Objective:
Nothing should be left out: output all of the entries exactly.

Records supplied:
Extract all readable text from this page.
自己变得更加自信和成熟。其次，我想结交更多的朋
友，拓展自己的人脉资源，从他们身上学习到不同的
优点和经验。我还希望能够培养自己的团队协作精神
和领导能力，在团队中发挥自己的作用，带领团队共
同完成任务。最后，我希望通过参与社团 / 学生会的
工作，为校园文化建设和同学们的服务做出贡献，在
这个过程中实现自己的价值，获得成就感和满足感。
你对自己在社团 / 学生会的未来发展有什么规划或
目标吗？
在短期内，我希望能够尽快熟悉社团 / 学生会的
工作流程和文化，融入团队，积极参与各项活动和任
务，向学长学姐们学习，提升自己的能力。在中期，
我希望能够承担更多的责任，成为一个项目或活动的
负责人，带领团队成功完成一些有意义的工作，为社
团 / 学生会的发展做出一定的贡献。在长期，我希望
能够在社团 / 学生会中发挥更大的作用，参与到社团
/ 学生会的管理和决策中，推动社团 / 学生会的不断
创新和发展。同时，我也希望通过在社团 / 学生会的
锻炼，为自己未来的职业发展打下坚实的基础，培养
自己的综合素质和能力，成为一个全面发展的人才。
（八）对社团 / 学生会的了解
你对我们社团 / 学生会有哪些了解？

Solved exercise:
Extract all readable text from this page.
自己变得更加自信和成熟。其次，我想结交更多的朋
友，拓展自己的人脉资源，从他们身上学习到不同的
优点和经验。我还希望能够培养自己的团队协作精神
和领导能力，在团队中发挥自己的作用，带领团队共
同完成任务。最后，我希望通过参与社团 / 学生会的
工作，为校园文化建设和同学们的服务做出贡献，在
这个过程中实现自己的价值，获得成就感和满足感。
你对自己在社团 / 学生会的未来发展有什么规划或
目标吗？
在短期内，我希望能够尽快熟悉社团 / 学生会的
工作流程和文化，融入团队，积极参与各项活动和任
务，向学长学姐们学习，提升自己的能力。在中期，
我希望能够承担更多的责任，成为一个项目或活动的
负责人，带领团队成功完成一些有意义的工作，为社
团 / 学生会的发展做出一定的贡献。在长期，我希望
能够在社团 / 学生会中发挥更大的作用，参与到社团
/ 学生会的管理和决策中，推动社团 / 学生会的不断
创新和发展。同时，我也希望通过在社团 / 学生会的
锻炼，为自己未来的职业发展打下坚实的基础，培养
自己的综合素质和能力，成为一个全面发展的人才。
（八）对社团 / 学生会的了解
你对我们社团 / 学生会有哪些了解？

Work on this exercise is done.